## Dataset excerpts
◆ ◆ ◆

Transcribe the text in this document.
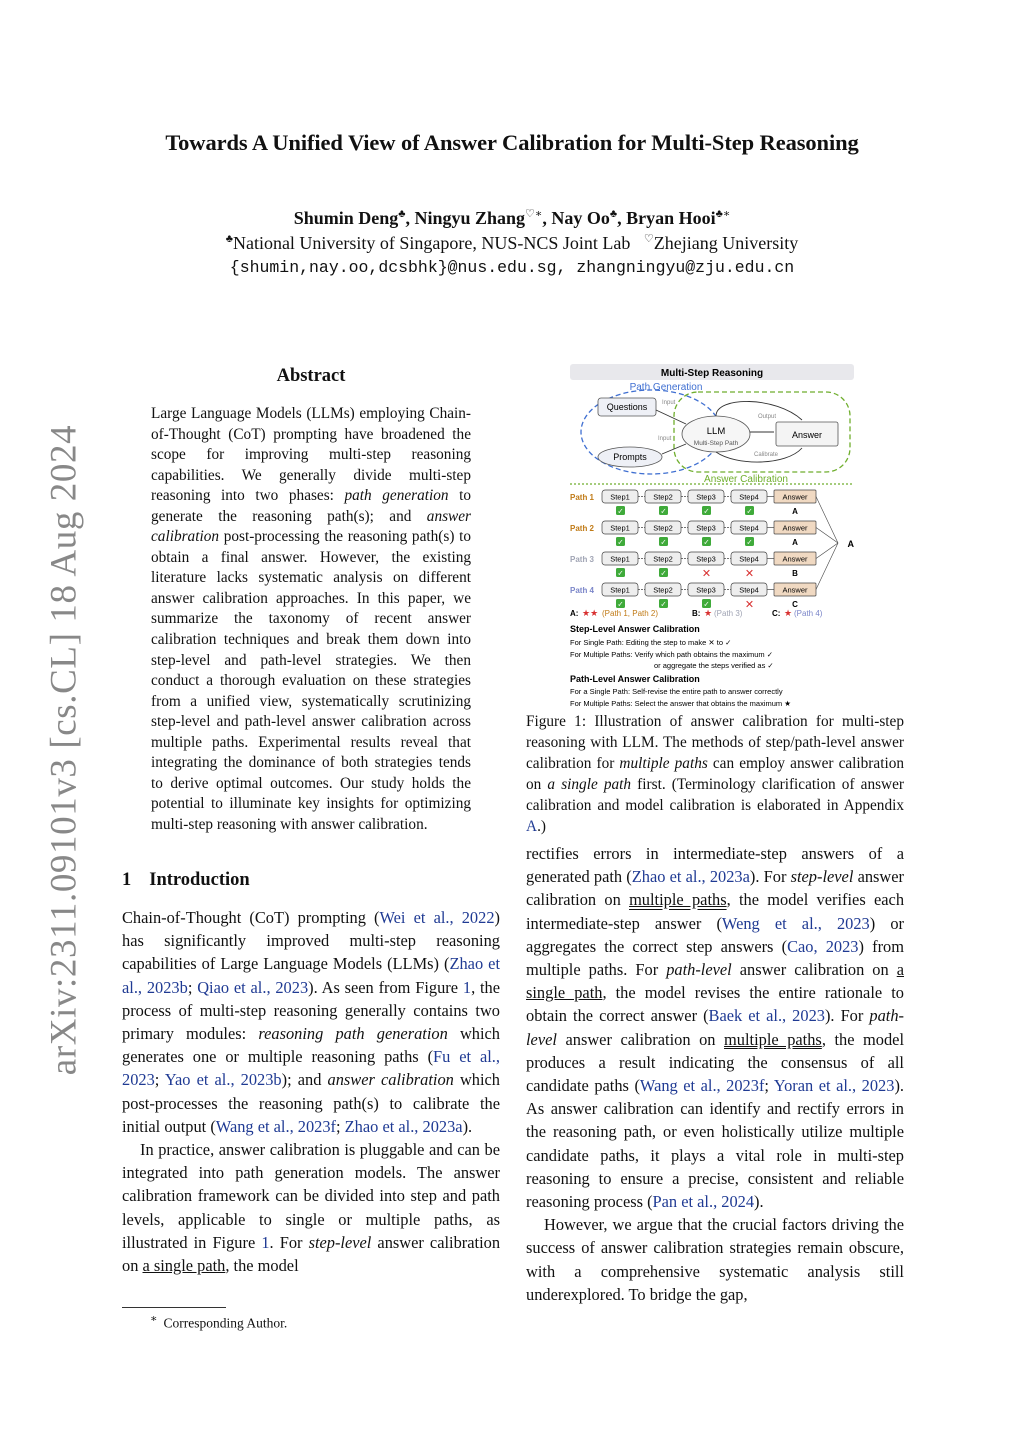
Towards A Unified View of Answer Calibration for Multi-Step Reasoning
Shumin Deng♣, Ningyu Zhang♡∗, Nay Oo♣, Bryan Hooi♣∗
♣National University of Singapore, NUS-NCS Joint Lab ♡Zhejiang University
{shumin,nay.oo,dcsbhk}@nus.edu.sg, zhangningyu@zju.edu.cn
arXiv:2311.09101v3 [cs.CL] 18 Aug 2024
Abstract
Large Language Models (LLMs) employing Chain-of-Thought (CoT) prompting have broadened the scope for improving multi-step reasoning capabilities. We generally divide multi-step reasoning into two phases: path generation to generate the reasoning path(s); and answer calibration post-processing the reasoning path(s) to obtain a final answer. However, the existing literature lacks systematic analysis on different answer calibration approaches. In this paper, we summarize the taxonomy of recent answer calibration techniques and break them down into step-level and path-level strategies. We then conduct a thorough evaluation on these strategies from a unified view, systematically scrutinizing step-level and path-level answer calibration across multiple paths. Experimental results reveal that integrating the dominance of both strategies tends to derive optimal outcomes. Our study holds the potential to illuminate key insights for optimizing multi-step reasoning with answer calibration.
1 Introduction

Chain-of-Thought (CoT) prompting (Wei et al., 2022) has significantly improved multi-step reasoning capabilities of Large Language Models (LLMs) (Zhao et al., 2023b; Qiao et al., 2023). As seen from Figure 1, the process of multi-step reasoning generally contains two primary modules: reasoning path generation which generates one or multiple reasoning paths (Fu et al., 2023; Yao et al., 2023b); and answer calibration which post-processes the reasoning path(s) to calibrate the initial output (Wang et al., 2023f; Zhao et al., 2023a).

In practice, answer calibration is pluggable and can be integrated into path generation models. The answer calibration framework can be divided into step and path levels, applicable to single or multiple paths, as illustrated in Figure 1. For step-level answer calibration on a single path, the model

∗ Corresponding Author.
Multi-Step Reasoning
Path Generation
Questions
Prompts
LLM
Multi-Step Path
Answer
Input
Input
Output
Calibrate
Answer Calibration
Path 1 Step1
✓
Step2
✓
Step3
✓
Step4
✓
Answer
A
Path 2 Step1
✓
Step2
✓
Step3
✓
Step4
✓
Answer
A
Path 3 Step1
✓
Step2
✓
Step3
✕
Step4
✕
Answer
B
Path 4 Step1
✓
Step2
✓
Step3
✓
Step4
✕
Answer
C
A
A: ★★ (Path 1, Path 2)	B: ★ (Path 3)	C: ★ (Path 4)
Step-Level Answer Calibration
For Single Path: Editing the step to make ✕ to ✓
For Multiple Paths: Verify which path obtains the maximum ✓
or aggregate the steps verified as ✓
Path-Level Answer Calibration
For a Single Path: Self-revise the entire path to answer correctly
For Multiple Paths: Select the answer that obtains the maximum ★
Figure 1: Illustration of answer calibration for multi-step reasoning with LLM. The methods of step/path-level answer calibration for multiple paths can employ answer calibration on a single path first. (Terminology clarification of answer calibration and model calibration is elaborated in Appendix A.)

rectifies errors in intermediate-step answers of a generated path (Zhao et al., 2023a). For step-level answer calibration on multiple paths, the model verifies each intermediate-step answer (Weng et al., 2023) or aggregates the correct step answers (Cao, 2023) from multiple paths. For path-level answer calibration on a single path, the model revises the entire rationale to obtain the correct answer (Baek et al., 2023). For path-level answer calibration on multiple paths, the model produces a result indicating the consensus of all candidate paths (Wang et al., 2023f; Yoran et al., 2023). As answer calibration can identify and rectify errors in the reasoning path, or even holistically utilize multiple candidate paths, it plays a vital role in multi-step reasoning to ensure a precise, consistent and reliable reasoning process (Pan et al., 2024).

However, we argue that the crucial factors driving the success of answer calibration strategies remain obscure, with a comprehensive systematic analysis still underexplored. To bridge the gap,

◆ ◆ ◆

Output each line exactly; omit every picture.

Transcribe the text in this document.
Towards A Unified View of Answer Calibration for Multi-Step Reasoning
Shumin Deng♣, Ningyu Zhang♡∗, Nay Oo♣, Bryan Hooi♣∗
♣National University of Singapore, NUS-NCS Joint Lab ♡Zhejiang University
{shumin,nay.oo,dcsbhk}@nus.edu.sg, zhangningyu@zju.edu.cn
arXiv:2311.09101v3 [cs.CL] 18 Aug 2024
Abstract
Large Language Models (LLMs) employing Chain-of-Thought (CoT) prompting have broadened the scope for improving multi-step reasoning capabilities. We generally divide multi-step reasoning into two phases: path generation to generate the reasoning path(s); and answer calibration post-processing the reasoning path(s) to obtain a final answer. However, the existing literature lacks systematic analysis on different answer calibration approaches. In this paper, we summarize the taxonomy of recent answer calibration techniques and break them down into step-level and path-level strategies. We then conduct a thorough evaluation on these strategies from a unified view, systematically scrutinizing step-level and path-level answer calibration across multiple paths. Experimental results reveal that integrating the dominance of both strategies tends to derive optimal outcomes. Our study holds the potential to illuminate key insights for optimizing multi-step reasoning with answer calibration.
1 Introduction

Chain-of-Thought (CoT) prompting (Wei et al., 2022) has significantly improved multi-step reasoning capabilities of Large Language Models (LLMs) (Zhao et al., 2023b; Qiao et al., 2023). As seen from Figure 1, the process of multi-step reasoning generally contains two primary modules: reasoning path generation which generates one or multiple reasoning paths (Fu et al., 2023; Yao et al., 2023b); and answer calibration which post-processes the reasoning path(s) to calibrate the initial output (Wang et al., 2023f; Zhao et al., 2023a).

In practice, answer calibration is pluggable and can be integrated into path generation models. The answer calibration framework can be divided into step and path levels, applicable to single or multiple paths, as illustrated in Figure 1. For step-level answer calibration on a single path, the model

∗ Corresponding Author.
Multi-Step Reasoning
Path Generation
Questions
Prompts
LLM
Multi-Step Path
Answer
Input
Input
Output
Calibrate
Answer Calibration
Path 1 Step1
✓
Step2
✓
Step3
✓
Step4
✓
Answer
A
Path 2 Step1
✓
Step2
✓
Step3
✓
Step4
✓
Answer
A
Path 3 Step1
✓
Step2
✓
Step3
✕
Step4
✕
Answer
B
Path 4 Step1
✓
Step2
✓
Step3
✓
Step4
✕
Answer
C
A
A: ★★ (Path 1, Path 2)	B: ★ (Path 3)	C: ★ (Path 4)
Step-Level Answer Calibration
For Single Path: Editing the step to make ✕ to ✓
For Multiple Paths: Verify which path obtains the maximum ✓
or aggregate the steps verified as ✓
Path-Level Answer Calibration
For a Single Path: Self-revise the entire path to answer correctly
For Multiple Paths: Select the answer that obtains the maximum ★
Figure 1: Illustration of answer calibration for multi-step reasoning with LLM. The methods of step/path-level answer calibration for multiple paths can employ answer calibration on a single path first. (Terminology clarification of answer calibration and model calibration is elaborated in Appendix A.)

rectifies errors in intermediate-step answers of a generated path (Zhao et al., 2023a). For step-level answer calibration on multiple paths, the model verifies each intermediate-step answer (Weng et al., 2023) or aggregates the correct step answers (Cao, 2023) from multiple paths. For path-level answer calibration on a single path, the model revises the entire rationale to obtain the correct answer (Baek et al., 2023). For path-level answer calibration on multiple paths, the model produces a result indicating the consensus of all candidate paths (Wang et al., 2023f; Yoran et al., 2023). As answer calibration can identify and rectify errors in the reasoning path, or even holistically utilize multiple candidate paths, it plays a vital role in multi-step reasoning to ensure a precise, consistent and reliable reasoning process (Pan et al., 2024).

However, we argue that the crucial factors driving the success of answer calibration strategies remain obscure, with a comprehensive systematic analysis still underexplored. To bridge the gap,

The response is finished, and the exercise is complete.